— START —

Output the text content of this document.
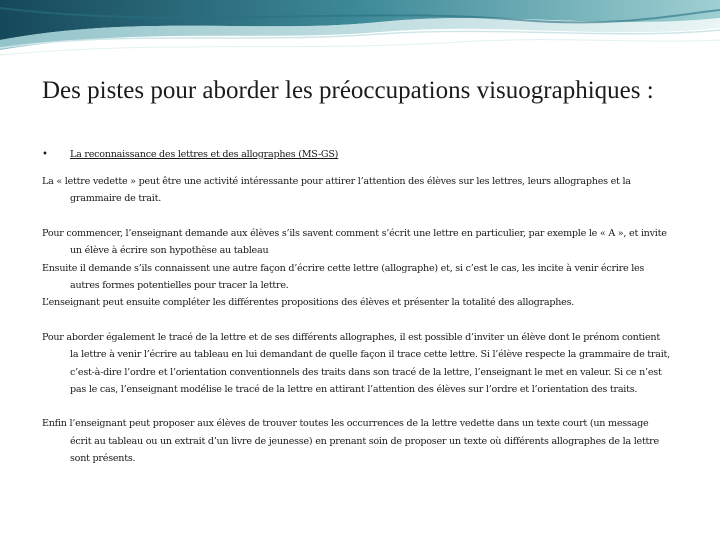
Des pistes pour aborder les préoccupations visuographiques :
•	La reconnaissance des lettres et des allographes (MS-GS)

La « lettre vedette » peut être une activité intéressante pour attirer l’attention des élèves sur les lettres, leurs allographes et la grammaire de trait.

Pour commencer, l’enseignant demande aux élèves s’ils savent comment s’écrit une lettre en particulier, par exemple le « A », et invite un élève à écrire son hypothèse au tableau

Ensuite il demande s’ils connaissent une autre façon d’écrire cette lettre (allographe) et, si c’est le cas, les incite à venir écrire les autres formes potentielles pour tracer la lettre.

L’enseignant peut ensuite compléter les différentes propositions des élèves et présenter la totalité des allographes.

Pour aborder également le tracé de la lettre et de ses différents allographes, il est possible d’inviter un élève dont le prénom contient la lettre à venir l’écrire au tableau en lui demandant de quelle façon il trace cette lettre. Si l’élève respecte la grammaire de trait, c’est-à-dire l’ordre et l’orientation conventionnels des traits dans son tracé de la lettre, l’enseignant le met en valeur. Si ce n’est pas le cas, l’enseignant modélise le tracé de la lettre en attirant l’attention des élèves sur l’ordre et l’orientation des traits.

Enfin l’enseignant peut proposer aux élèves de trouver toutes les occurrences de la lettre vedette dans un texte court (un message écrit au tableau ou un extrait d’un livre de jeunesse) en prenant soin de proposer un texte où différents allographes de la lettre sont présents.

— END —
— START —

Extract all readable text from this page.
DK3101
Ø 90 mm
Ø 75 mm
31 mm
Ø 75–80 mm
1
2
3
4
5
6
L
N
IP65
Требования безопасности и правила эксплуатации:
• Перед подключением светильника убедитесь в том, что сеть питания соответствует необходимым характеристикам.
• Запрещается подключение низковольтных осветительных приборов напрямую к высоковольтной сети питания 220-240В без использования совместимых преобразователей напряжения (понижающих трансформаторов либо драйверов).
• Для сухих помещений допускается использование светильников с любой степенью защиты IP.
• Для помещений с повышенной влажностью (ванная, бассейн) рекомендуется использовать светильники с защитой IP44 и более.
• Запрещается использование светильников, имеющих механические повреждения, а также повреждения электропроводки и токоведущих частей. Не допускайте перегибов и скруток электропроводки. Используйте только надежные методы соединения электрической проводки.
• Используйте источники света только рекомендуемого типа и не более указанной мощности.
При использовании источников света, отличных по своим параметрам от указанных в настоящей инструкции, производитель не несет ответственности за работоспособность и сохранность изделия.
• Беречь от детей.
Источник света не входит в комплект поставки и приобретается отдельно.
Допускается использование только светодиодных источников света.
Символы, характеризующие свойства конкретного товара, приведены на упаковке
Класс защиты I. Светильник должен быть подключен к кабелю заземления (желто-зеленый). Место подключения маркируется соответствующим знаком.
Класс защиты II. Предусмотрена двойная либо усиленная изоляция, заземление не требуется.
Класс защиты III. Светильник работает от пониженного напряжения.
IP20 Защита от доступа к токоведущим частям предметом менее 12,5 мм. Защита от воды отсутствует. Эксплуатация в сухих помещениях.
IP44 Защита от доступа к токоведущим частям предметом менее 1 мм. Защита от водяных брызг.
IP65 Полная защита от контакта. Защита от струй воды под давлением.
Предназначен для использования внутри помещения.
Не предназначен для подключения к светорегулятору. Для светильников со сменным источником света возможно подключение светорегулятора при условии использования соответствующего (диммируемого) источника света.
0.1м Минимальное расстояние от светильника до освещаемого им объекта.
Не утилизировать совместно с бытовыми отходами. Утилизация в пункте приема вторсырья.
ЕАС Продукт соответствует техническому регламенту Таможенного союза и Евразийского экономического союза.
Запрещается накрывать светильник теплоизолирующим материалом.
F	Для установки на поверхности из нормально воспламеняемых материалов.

— END —

> What the exercise asks
Select from the material above each line in which the string "доступа" appears, and list those lines.

> Solution
IP20 Защита от доступа к токоведущим частям предметом менее 12,5 мм. Защита от воды отсутствует. Эксплуатация в сухих помещениях.
IP44 Защита от доступа к токоведущим частям предметом менее 1 мм. Защита от водяных брызг.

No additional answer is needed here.